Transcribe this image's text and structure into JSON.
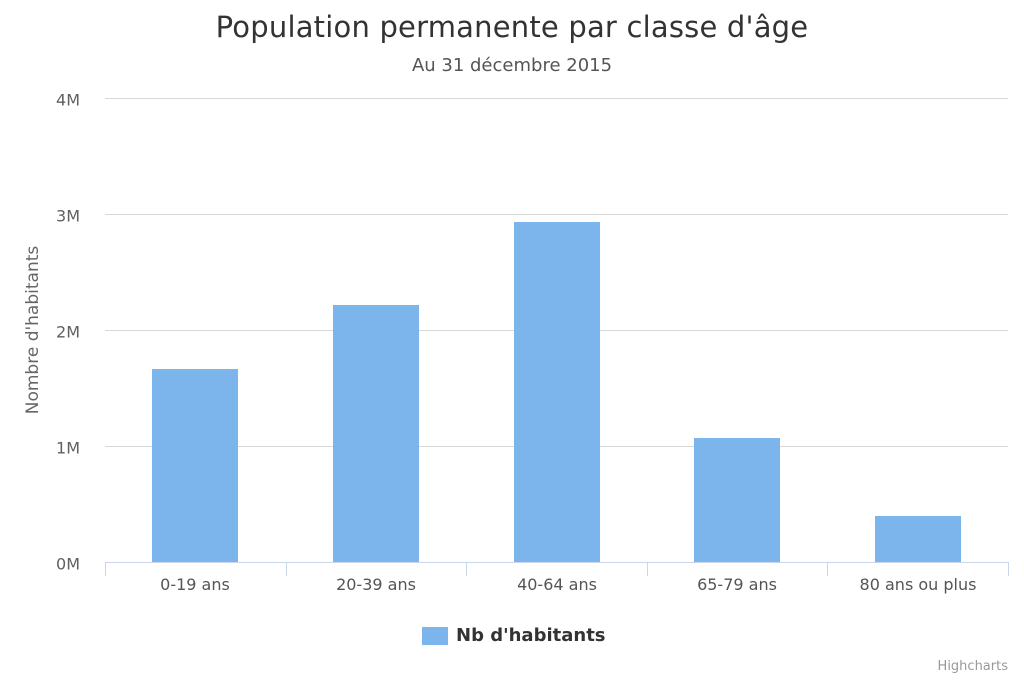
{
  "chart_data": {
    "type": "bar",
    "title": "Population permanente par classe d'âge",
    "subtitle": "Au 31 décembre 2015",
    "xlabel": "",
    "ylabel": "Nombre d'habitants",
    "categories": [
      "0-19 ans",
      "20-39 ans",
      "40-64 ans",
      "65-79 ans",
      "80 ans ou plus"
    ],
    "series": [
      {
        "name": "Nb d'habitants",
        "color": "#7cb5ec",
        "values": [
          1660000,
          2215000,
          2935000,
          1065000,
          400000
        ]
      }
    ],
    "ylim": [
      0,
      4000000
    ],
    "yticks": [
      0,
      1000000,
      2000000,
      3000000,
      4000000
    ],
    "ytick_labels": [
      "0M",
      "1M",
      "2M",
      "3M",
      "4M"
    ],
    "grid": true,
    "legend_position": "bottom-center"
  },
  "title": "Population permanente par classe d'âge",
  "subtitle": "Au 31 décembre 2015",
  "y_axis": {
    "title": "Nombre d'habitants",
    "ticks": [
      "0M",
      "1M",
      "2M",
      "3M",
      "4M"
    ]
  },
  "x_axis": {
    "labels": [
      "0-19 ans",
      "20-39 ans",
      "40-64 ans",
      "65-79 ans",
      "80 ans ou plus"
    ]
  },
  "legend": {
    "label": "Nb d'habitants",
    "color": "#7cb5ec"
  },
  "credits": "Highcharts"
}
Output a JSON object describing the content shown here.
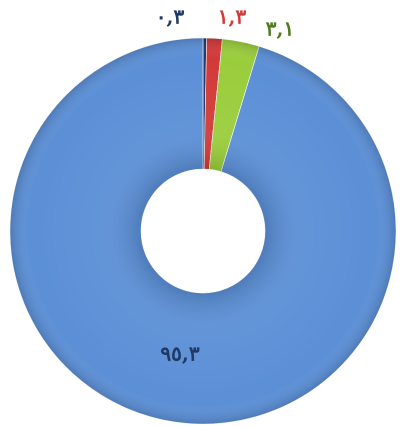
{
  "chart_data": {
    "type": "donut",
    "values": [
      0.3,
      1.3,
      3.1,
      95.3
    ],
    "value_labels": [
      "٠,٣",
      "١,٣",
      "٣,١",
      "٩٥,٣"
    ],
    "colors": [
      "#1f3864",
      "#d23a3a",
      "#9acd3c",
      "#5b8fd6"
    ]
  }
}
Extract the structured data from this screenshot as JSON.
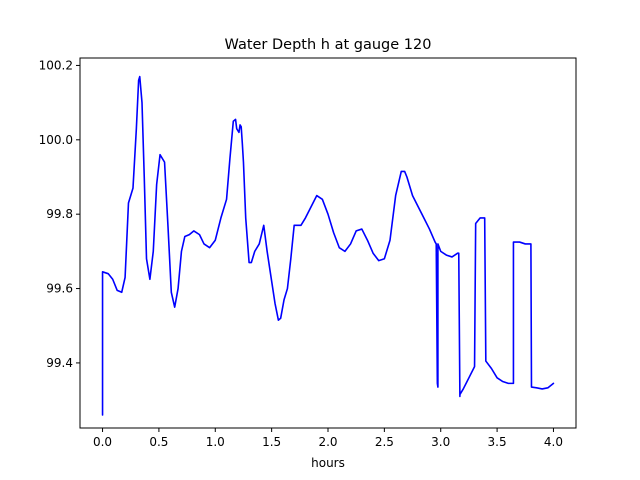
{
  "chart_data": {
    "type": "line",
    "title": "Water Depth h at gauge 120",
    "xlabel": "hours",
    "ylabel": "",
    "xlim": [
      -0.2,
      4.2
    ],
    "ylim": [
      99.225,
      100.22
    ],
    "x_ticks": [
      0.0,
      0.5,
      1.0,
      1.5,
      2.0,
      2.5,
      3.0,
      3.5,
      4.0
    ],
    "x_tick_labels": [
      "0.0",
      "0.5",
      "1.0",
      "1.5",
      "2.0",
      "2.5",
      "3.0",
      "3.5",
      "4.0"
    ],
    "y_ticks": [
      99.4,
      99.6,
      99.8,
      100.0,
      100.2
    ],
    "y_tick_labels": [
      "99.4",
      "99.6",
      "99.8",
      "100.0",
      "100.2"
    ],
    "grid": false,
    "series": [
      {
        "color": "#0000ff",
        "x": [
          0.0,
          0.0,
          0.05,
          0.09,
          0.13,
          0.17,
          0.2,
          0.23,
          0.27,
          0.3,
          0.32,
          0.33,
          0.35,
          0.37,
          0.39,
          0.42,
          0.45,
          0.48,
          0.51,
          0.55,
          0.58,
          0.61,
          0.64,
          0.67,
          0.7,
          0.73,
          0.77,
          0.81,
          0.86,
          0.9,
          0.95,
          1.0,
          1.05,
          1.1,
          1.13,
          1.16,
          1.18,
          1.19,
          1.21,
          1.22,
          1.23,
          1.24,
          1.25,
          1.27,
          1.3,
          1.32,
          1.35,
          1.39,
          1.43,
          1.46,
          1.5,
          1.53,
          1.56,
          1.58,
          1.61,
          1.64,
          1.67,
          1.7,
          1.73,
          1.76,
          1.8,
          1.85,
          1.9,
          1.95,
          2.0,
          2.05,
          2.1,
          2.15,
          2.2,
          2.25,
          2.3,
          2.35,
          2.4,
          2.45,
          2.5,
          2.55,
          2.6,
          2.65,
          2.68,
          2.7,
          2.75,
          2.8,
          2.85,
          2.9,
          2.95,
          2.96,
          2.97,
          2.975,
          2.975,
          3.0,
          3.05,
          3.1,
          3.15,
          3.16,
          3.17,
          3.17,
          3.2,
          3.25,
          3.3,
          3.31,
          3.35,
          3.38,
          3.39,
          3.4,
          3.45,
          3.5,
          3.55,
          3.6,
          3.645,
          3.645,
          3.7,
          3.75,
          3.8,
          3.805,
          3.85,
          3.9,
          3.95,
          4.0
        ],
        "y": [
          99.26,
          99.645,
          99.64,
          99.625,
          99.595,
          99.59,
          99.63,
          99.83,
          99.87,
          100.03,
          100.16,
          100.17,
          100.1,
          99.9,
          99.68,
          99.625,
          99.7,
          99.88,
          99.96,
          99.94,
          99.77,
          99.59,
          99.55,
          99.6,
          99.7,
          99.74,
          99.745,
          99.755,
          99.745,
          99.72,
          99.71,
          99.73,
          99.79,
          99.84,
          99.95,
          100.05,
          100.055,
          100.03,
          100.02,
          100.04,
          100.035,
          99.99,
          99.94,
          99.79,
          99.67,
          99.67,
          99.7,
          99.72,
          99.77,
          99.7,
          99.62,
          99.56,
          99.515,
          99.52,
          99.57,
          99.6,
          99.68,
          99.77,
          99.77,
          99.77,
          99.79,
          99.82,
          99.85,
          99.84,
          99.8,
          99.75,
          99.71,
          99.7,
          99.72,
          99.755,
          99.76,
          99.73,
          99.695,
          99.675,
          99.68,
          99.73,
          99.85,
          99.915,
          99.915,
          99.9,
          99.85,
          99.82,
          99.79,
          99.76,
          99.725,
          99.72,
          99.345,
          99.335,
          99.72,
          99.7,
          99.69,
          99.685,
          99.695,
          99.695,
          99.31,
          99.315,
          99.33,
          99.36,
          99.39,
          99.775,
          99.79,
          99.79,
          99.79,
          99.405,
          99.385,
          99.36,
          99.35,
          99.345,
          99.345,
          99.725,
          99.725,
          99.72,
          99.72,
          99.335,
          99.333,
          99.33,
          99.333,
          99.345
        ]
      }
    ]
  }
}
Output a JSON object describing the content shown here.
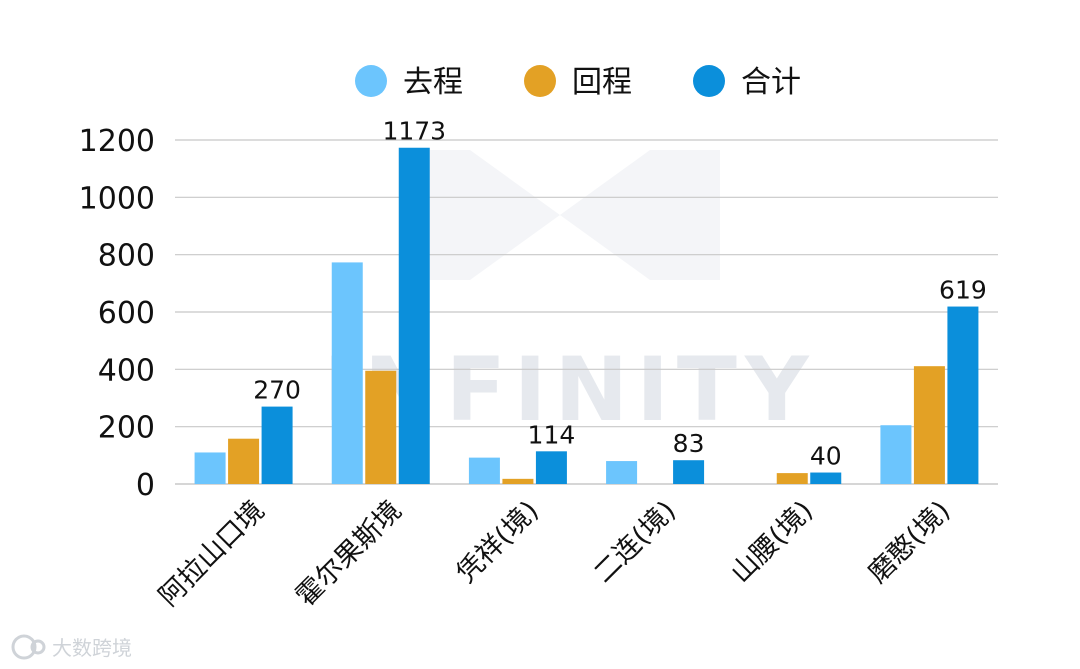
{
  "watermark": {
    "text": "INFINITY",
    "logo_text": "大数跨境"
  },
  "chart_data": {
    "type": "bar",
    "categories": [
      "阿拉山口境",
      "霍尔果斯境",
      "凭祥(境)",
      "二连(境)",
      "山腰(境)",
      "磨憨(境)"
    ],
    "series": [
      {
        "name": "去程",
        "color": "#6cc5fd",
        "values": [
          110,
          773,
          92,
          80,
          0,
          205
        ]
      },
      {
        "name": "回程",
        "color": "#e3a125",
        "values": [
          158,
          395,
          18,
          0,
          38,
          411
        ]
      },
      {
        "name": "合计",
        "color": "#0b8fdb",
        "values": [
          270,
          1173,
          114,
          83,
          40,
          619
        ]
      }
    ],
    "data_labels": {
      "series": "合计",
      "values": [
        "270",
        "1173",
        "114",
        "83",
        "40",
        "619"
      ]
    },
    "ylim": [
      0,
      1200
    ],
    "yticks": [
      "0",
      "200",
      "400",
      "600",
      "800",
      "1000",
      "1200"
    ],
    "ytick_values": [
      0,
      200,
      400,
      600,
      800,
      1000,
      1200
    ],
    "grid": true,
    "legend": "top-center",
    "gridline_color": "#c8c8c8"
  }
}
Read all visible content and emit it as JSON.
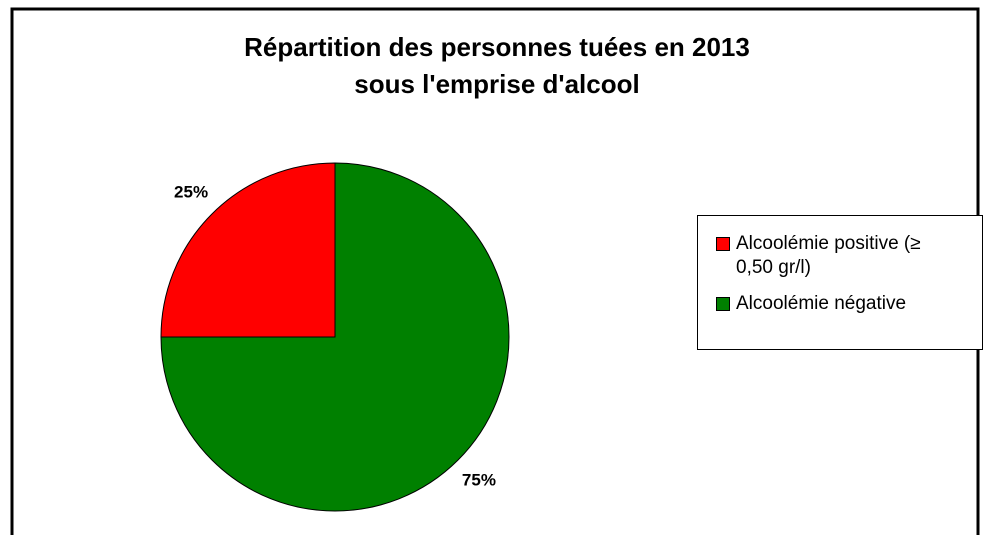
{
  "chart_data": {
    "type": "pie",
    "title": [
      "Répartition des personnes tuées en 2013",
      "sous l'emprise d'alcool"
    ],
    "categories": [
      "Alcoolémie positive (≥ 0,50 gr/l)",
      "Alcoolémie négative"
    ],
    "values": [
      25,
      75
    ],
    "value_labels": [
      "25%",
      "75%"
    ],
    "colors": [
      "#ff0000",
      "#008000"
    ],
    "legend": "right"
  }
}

------------------------------------------------------------------------

Work required
Say, as a number only, how many lines of the data contain "this".

Right answer
2